News / 

Another Viewpoint – A Line in the Sand



This archived news story is available only for your personal, non-commercial use. Information in the story may be outdated or superseded by additional information. Reading or replaying the story in its archived form does not constitute a republication of the story.

KSL recently commented on the escalating border dispute between Salt Lake City and North Salt Lake. We said “the land in question ought to be preserved in its pristine state, not developed.”

North Salt Lake Mayor Kay W. Briggs responded with another viewpoint.

Kay W. Briggs
Mayor North Salt Lake

As Mayor of North Salt Lake, I would like to respond to your editorial comment of June 27, 2005, “A Line in the Sand.” For the past 30 plus years, I have been one of the editorials greatest fans. Rarely have we disagreed; however, your comments about the “border battle” between Salt Lake and North Salt Lake lead me to believe that you don’t have all of the facts. Let me try to clarify the real issues:

1. North Salt Lake is not anti-open space. No large developer has us in his back pocket. North Salt Lake administration and citizens love open space. More than three years ago, we started working to preserve the privately held property on the foothills above North Salt Lake from development. Our plan was to preserve as permanent open space the more visible mountain side properties covered with trees and wildlife. We envisioned East/ West connections from the Jordan River, Highway 89, the Bonneville Shoreline Trail and the Great Western Trail connector which runs from Canada to Mexico. We’ve had open houses and public forums to discuss parks, trails, facilities, etc., none of which come free. We have also committed to provide police and fire protection, sanitation clean-up and trail maintenance similar to what Salt Lake does at City Creek Canyon and Salt Lake County has done along the Jordan River Parkway. Our answer on how to fund this ambitious project was to develop approximately 20 acres (two square city blocks) of flat land on the back of the Beck Street gravel pits. We have been successful by generous donations and purchases to preserve approximately 120 acres of park and open space land on the foothills plus we have agreed to preserve 50 of the 80 acres in Salt Lake as permanent open space plus build a 10 acre cemetery/park as requested by our citizens which is within Salt Lake City’s open space zoning rules. In total during the last few years, NSL has taken off the tax roles almost 1000 acres for permanent open space.

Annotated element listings

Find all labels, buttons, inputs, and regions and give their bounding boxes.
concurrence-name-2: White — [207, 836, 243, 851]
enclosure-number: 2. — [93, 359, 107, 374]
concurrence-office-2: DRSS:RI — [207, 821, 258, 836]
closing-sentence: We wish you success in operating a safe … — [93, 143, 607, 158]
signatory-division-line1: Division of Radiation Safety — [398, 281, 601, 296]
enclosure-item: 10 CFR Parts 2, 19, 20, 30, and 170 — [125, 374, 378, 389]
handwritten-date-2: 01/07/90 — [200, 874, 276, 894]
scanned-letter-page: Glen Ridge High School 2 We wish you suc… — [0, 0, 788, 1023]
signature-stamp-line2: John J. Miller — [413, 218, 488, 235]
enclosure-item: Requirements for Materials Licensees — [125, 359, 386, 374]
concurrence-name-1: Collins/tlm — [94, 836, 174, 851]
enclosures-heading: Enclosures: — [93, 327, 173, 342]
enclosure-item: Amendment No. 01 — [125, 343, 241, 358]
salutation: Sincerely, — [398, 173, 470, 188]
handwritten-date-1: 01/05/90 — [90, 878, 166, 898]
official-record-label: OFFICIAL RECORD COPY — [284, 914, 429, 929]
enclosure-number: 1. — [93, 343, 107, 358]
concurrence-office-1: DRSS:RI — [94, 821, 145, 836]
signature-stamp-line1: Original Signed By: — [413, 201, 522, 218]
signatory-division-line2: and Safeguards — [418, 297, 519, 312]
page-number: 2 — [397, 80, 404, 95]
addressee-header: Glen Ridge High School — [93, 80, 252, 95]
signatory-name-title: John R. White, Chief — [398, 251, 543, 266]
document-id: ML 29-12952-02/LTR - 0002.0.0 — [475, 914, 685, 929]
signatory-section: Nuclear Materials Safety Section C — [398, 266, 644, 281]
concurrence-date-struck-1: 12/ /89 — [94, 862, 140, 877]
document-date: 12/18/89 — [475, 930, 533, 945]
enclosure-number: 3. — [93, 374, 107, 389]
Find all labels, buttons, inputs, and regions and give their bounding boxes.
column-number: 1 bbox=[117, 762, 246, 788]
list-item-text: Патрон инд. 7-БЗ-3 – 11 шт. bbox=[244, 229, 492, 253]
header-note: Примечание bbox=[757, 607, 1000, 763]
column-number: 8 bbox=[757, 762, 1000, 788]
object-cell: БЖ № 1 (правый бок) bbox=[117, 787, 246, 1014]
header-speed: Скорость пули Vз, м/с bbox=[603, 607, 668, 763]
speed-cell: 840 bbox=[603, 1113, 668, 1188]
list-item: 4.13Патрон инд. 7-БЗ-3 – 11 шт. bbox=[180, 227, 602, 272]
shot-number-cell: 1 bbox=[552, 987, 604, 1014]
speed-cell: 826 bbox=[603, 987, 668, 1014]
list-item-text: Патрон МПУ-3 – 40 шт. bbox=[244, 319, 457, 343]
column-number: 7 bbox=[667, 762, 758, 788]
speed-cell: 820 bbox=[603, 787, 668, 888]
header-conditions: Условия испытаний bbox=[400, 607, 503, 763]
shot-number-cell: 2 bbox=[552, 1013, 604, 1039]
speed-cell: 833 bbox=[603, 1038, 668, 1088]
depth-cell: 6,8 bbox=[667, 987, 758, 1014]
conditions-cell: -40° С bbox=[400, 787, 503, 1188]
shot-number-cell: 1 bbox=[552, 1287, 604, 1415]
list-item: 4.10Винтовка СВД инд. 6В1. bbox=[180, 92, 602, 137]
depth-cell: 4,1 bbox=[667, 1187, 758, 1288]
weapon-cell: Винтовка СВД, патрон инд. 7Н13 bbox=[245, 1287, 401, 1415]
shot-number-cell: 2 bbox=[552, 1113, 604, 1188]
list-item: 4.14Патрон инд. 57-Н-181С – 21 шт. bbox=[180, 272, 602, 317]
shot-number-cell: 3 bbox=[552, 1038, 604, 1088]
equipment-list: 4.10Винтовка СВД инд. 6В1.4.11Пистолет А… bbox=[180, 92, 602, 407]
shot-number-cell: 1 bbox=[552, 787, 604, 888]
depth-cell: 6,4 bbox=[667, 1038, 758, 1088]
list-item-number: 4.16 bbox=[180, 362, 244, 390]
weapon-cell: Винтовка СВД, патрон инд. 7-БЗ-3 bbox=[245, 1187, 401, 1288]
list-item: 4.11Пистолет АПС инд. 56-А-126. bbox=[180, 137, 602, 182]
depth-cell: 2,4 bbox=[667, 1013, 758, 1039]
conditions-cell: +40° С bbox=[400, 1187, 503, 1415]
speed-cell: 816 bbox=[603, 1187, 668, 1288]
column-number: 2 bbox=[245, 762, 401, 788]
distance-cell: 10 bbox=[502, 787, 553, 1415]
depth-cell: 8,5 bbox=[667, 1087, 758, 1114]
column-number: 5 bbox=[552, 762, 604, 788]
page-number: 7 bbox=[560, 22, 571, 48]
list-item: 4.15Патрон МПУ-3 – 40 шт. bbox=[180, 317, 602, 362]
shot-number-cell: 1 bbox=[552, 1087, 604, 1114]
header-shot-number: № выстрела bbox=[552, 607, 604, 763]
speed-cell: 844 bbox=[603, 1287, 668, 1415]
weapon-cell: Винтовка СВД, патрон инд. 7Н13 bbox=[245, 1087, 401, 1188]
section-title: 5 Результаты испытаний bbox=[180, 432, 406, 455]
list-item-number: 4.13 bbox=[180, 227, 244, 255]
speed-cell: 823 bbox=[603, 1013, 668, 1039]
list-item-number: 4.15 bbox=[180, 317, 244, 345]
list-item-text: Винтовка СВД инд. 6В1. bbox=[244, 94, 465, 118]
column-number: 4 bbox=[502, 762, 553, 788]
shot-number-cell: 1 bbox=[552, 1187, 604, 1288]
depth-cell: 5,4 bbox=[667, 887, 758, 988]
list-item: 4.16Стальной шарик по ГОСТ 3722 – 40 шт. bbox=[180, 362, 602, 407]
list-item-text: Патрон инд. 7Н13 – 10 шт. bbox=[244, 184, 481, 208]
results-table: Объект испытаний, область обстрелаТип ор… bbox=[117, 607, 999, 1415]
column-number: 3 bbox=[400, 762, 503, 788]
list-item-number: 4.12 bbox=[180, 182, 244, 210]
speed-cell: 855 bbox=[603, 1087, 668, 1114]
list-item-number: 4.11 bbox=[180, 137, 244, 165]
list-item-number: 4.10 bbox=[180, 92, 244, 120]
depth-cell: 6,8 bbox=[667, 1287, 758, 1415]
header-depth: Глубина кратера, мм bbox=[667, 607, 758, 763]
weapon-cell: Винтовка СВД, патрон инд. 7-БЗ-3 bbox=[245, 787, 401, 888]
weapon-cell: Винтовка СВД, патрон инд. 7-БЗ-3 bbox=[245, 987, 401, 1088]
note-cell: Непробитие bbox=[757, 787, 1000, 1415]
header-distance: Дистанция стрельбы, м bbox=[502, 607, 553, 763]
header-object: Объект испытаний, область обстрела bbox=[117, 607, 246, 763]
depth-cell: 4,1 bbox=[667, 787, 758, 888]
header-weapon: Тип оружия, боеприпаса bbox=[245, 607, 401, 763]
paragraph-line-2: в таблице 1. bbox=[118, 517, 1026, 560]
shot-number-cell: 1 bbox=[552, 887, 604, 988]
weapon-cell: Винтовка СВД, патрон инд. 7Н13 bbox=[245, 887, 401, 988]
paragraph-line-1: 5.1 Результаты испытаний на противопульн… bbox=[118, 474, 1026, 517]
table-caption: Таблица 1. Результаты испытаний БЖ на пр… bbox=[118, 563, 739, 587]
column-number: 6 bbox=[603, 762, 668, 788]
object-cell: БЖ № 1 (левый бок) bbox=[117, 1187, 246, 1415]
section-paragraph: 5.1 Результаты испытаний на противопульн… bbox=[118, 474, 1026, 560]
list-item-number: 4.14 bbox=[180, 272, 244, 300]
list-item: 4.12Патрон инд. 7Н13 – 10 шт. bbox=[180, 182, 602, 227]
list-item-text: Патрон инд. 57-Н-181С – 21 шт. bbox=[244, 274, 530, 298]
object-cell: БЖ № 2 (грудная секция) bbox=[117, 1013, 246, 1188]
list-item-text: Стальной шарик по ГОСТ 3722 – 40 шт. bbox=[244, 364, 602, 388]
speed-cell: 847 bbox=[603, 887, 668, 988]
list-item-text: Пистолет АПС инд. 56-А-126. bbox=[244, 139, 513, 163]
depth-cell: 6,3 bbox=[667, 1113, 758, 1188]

> **Instructions**:
**A.** In the North Salt Lake mayor's letter, how many acres of flat land did the city plan to develop to pay for its open space project?
**B.** Please resume the North Salt Lake mayor's letter on the border dispute, starting after its last sentence.

> **Response list**:
**A.** Approximately 20 acres (two square city blocks).

**B.**
2. North Salt Lake is the only city which can provide the required municipal service of fire and police protection, sanitation, maintenance, etc. to the acreage in question. Salt Lake City municipal service providers, police, fire, etc., did not object to the requested disconnect of property.

3. North Salt Lake has for three years tried to negotiate peacefully. Salt Lake Administration and Councils have always been cordial until this latest blast of resolutions and threats of taking by condemnation and eminent domain which has forced North Salt Lake to appeal to the courts for protection.

4. The mountain side between North Salt Lake, City Creek Canyon, Ensign Peak, Mueller Park and Farmington Peak contains over 100,000 acres of open space. NSL is anxious to build trailheads and trails for dedicated hikers, ADA users, equestrians, bikers, joggers and families with strollers and tricycles. North Salt Lake supports access to open space that can be used to promote a more healthy and educated America, but reasonable development is necessary to fund and support the long term vitality of this dream.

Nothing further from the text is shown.